Excerpts from a figure dataset:
·····
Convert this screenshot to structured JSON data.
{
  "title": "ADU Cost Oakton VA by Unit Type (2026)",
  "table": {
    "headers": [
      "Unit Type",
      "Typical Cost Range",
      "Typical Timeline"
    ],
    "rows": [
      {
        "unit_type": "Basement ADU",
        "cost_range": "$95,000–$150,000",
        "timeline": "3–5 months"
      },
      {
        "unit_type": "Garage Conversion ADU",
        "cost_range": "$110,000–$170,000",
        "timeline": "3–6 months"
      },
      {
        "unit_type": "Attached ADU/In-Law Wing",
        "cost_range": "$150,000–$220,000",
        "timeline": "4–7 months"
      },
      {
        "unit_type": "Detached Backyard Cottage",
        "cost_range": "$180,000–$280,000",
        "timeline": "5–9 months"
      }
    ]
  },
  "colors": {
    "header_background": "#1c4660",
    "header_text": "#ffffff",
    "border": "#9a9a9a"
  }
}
·····
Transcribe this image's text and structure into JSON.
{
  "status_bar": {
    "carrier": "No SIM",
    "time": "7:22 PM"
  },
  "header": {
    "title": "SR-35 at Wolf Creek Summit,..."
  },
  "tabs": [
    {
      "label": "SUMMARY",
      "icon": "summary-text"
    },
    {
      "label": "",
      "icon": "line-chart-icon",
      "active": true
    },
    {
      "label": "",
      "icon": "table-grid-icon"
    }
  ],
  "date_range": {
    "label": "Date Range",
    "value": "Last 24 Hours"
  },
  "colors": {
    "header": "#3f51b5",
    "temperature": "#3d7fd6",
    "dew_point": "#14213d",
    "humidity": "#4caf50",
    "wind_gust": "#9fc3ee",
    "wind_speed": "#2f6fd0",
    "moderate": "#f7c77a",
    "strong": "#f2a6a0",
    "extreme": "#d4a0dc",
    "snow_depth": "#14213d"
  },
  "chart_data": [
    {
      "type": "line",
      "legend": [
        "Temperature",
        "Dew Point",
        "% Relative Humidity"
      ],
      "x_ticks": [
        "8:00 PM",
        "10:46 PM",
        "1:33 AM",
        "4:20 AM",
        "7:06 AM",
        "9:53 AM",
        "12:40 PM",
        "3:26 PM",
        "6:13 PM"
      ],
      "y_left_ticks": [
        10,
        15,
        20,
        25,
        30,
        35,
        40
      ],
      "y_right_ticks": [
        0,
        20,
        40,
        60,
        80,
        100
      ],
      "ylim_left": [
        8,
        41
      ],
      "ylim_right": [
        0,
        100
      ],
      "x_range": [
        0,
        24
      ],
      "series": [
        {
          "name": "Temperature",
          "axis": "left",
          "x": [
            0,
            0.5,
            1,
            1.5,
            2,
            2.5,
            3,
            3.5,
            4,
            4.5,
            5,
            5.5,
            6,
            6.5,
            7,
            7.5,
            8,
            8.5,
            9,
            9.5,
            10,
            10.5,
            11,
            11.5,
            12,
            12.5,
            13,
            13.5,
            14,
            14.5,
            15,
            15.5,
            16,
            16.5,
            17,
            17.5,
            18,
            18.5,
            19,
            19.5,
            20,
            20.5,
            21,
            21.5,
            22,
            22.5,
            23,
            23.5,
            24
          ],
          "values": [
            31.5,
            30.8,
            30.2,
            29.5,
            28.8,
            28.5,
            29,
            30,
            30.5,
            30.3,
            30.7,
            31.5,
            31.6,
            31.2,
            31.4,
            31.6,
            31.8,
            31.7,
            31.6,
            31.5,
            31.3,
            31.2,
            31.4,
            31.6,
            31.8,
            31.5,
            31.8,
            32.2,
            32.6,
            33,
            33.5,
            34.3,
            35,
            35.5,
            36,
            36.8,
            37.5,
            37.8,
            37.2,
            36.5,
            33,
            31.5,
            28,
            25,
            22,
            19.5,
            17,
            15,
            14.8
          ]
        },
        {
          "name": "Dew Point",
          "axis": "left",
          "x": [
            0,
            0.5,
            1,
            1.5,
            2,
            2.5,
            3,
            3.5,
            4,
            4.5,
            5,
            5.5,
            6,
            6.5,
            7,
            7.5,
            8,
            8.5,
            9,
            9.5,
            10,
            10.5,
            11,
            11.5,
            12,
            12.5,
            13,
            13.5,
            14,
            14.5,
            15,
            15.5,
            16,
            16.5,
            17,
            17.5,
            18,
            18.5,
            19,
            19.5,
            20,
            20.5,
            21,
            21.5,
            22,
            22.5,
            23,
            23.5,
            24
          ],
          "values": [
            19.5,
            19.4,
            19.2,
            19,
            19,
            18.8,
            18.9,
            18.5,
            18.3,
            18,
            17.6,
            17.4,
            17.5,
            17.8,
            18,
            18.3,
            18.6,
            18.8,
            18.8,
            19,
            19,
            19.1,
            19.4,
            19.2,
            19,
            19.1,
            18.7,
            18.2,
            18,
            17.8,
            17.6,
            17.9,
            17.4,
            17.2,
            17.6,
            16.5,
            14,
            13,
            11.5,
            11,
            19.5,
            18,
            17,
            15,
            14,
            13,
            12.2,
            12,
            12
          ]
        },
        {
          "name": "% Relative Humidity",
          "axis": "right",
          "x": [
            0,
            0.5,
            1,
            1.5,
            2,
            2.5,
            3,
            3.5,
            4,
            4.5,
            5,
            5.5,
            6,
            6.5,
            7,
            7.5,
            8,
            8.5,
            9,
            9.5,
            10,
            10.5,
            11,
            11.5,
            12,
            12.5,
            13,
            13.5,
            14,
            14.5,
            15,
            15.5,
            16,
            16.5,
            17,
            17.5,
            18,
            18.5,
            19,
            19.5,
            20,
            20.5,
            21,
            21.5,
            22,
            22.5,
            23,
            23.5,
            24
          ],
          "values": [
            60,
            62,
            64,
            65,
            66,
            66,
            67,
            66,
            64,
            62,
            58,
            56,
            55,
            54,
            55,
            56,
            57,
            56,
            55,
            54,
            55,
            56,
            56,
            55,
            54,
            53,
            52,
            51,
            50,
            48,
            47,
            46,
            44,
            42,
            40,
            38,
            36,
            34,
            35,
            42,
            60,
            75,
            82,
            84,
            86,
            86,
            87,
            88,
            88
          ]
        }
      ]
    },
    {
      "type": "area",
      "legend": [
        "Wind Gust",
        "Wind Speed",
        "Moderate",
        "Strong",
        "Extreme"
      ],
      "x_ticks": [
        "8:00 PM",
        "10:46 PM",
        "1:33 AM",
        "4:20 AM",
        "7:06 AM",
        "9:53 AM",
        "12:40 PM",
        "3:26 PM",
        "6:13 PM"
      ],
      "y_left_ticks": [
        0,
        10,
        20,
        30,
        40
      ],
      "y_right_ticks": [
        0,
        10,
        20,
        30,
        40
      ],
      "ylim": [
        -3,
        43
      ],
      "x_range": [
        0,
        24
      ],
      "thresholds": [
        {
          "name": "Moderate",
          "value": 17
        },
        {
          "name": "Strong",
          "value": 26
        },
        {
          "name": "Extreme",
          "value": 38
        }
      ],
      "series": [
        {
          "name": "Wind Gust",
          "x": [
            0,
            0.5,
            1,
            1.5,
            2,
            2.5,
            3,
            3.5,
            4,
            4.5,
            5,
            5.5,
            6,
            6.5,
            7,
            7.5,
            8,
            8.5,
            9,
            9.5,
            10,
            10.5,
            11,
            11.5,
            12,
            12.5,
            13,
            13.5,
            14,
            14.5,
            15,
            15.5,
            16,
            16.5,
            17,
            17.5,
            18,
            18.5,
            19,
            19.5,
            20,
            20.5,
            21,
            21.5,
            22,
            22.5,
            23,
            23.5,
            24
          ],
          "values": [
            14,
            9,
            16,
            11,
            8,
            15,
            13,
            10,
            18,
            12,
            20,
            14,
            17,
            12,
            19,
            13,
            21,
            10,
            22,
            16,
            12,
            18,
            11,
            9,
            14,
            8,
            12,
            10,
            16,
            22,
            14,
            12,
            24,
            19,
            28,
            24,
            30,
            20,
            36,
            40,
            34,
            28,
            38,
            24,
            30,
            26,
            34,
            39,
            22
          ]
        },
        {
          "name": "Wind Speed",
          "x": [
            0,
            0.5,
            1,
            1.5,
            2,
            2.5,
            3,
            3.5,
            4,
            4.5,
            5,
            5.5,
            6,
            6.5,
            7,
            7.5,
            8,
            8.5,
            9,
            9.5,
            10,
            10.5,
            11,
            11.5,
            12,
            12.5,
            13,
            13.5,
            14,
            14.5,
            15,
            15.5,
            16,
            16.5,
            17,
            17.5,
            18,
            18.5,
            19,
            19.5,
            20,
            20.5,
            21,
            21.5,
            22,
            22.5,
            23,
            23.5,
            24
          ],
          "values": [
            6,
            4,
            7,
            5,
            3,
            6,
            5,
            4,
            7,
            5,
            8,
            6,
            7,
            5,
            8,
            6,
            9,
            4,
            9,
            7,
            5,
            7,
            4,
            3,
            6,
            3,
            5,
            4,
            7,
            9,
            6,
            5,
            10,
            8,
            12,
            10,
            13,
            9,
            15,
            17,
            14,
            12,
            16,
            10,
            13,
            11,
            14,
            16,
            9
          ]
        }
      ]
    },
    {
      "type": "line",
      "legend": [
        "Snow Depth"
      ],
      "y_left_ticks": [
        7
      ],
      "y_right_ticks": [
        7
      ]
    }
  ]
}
·····
= What needs to be done =
Return each line in the records that holds the string "title".

= Expected answer =
  "title": "ADU Cost Oakton VA by Unit Type (2026)",
    "title": "SR-35 at Wolf Creek Summit,..."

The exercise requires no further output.